- **What the task requires**
Locate the string "mixing" throughout the material and copy every line in which it occurs.

- **Given records**
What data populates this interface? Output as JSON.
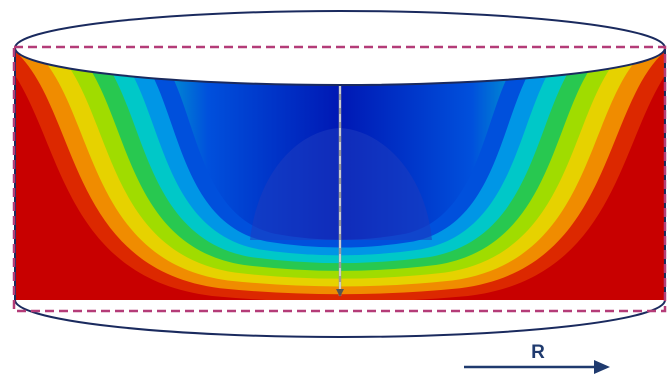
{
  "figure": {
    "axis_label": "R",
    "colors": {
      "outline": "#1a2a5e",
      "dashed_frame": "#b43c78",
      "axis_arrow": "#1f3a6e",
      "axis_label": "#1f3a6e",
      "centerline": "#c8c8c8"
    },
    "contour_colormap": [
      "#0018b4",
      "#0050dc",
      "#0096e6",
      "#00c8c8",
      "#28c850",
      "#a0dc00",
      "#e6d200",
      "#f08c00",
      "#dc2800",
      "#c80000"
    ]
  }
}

==

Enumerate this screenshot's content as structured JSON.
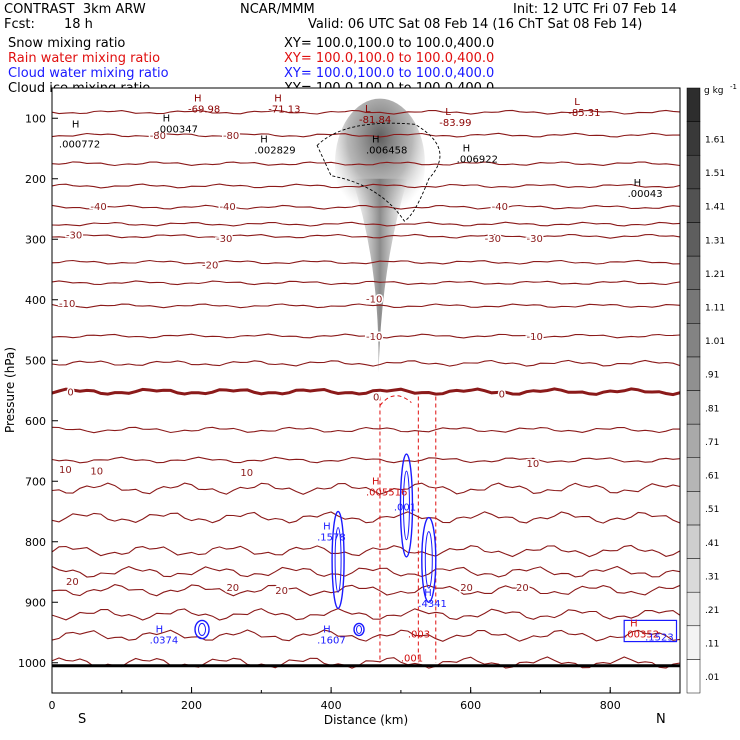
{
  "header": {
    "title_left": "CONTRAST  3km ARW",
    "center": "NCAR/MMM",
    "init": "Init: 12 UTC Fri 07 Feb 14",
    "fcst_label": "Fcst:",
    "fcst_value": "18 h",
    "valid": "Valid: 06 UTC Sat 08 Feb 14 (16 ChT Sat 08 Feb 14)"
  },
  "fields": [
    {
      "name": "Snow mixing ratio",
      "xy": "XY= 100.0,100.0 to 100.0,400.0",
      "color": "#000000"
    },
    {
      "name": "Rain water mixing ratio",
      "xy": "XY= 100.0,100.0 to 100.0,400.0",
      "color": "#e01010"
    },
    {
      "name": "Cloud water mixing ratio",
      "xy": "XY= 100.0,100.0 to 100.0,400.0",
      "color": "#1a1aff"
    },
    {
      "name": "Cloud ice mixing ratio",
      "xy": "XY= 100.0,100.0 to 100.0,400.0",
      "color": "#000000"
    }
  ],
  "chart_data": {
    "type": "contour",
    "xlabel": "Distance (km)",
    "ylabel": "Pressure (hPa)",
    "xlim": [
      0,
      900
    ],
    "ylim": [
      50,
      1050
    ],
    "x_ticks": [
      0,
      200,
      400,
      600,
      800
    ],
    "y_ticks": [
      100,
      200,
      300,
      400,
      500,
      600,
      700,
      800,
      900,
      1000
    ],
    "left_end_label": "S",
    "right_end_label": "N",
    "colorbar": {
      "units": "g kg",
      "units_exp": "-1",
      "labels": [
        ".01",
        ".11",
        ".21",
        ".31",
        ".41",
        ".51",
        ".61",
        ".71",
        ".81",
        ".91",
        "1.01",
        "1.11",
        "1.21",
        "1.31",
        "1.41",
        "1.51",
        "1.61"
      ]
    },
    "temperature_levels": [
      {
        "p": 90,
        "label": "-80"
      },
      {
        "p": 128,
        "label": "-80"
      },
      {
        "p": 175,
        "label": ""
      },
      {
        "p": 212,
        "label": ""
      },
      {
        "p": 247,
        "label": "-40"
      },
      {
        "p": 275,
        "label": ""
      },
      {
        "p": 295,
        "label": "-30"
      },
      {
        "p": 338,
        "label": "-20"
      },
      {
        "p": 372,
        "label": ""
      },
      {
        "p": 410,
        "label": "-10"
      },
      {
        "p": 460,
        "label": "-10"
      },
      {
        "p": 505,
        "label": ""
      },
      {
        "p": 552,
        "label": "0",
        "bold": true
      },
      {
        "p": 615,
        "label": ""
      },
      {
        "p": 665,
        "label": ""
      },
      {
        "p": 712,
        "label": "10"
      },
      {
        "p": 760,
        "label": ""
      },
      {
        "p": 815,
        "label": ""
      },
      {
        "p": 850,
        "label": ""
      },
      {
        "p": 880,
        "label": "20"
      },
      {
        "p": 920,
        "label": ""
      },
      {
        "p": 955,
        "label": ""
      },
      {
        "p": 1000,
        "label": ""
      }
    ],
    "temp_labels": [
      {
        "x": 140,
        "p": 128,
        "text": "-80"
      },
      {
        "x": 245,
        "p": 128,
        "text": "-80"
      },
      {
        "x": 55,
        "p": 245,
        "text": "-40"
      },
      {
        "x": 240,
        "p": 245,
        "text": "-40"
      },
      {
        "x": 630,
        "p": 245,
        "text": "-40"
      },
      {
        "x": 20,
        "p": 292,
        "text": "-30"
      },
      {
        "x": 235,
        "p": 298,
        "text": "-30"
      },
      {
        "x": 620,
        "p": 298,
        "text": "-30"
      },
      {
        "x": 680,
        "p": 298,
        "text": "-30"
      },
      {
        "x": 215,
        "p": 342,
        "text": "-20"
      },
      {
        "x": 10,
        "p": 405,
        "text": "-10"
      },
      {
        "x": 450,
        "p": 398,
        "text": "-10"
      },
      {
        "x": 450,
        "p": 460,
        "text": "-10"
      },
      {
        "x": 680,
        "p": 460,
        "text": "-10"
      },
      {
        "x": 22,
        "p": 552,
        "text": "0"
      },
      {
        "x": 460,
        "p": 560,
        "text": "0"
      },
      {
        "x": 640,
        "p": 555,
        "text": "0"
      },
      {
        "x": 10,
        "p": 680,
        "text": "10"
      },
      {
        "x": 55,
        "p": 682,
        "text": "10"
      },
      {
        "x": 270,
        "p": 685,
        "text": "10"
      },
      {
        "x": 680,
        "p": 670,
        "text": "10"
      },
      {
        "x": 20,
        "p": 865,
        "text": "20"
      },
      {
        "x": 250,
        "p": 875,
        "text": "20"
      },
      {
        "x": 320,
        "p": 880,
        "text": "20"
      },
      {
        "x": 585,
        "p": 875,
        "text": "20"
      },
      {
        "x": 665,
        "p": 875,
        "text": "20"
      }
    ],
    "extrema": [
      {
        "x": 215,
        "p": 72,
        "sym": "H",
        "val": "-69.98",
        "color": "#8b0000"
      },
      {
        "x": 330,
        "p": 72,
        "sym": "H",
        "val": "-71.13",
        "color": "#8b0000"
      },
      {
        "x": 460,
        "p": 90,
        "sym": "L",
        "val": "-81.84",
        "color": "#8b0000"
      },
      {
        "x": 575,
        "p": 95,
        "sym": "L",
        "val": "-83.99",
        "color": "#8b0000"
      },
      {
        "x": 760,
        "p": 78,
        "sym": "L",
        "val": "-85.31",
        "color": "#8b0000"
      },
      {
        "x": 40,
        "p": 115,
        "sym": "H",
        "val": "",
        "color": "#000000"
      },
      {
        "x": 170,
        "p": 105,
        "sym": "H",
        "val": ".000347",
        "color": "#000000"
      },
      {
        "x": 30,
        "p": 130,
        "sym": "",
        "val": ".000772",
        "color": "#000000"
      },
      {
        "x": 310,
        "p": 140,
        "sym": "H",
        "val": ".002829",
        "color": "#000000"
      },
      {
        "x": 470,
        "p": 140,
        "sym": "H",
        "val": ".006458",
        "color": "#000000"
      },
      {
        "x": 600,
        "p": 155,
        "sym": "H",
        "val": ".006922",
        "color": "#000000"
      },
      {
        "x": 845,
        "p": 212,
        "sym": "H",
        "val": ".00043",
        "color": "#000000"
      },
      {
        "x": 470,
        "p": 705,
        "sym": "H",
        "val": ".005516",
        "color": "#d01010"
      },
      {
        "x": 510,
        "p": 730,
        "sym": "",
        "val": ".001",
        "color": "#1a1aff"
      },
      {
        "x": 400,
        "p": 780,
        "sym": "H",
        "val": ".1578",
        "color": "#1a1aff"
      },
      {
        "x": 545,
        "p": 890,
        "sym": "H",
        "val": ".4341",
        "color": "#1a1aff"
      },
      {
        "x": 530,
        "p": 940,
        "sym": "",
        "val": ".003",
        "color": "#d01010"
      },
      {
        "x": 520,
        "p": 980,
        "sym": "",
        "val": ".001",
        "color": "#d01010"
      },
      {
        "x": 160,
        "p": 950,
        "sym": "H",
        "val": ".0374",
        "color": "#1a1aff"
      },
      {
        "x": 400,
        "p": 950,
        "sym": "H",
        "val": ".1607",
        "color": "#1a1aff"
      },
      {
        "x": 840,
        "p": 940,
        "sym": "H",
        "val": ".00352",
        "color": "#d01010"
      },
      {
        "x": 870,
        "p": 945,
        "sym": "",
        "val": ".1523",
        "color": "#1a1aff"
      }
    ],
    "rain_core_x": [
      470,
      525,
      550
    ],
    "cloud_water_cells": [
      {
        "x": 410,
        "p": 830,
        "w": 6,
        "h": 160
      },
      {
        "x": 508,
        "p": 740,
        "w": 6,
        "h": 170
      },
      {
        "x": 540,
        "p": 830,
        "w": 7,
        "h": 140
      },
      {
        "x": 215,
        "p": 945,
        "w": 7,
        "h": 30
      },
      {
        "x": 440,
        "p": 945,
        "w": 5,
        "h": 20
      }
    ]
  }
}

- **Task response**
      "name": "Snow mixing ratio",
      "name": "Rain water mixing ratio",
      "name": "Cloud water mixing ratio",
      "name": "Cloud ice mixing ratio",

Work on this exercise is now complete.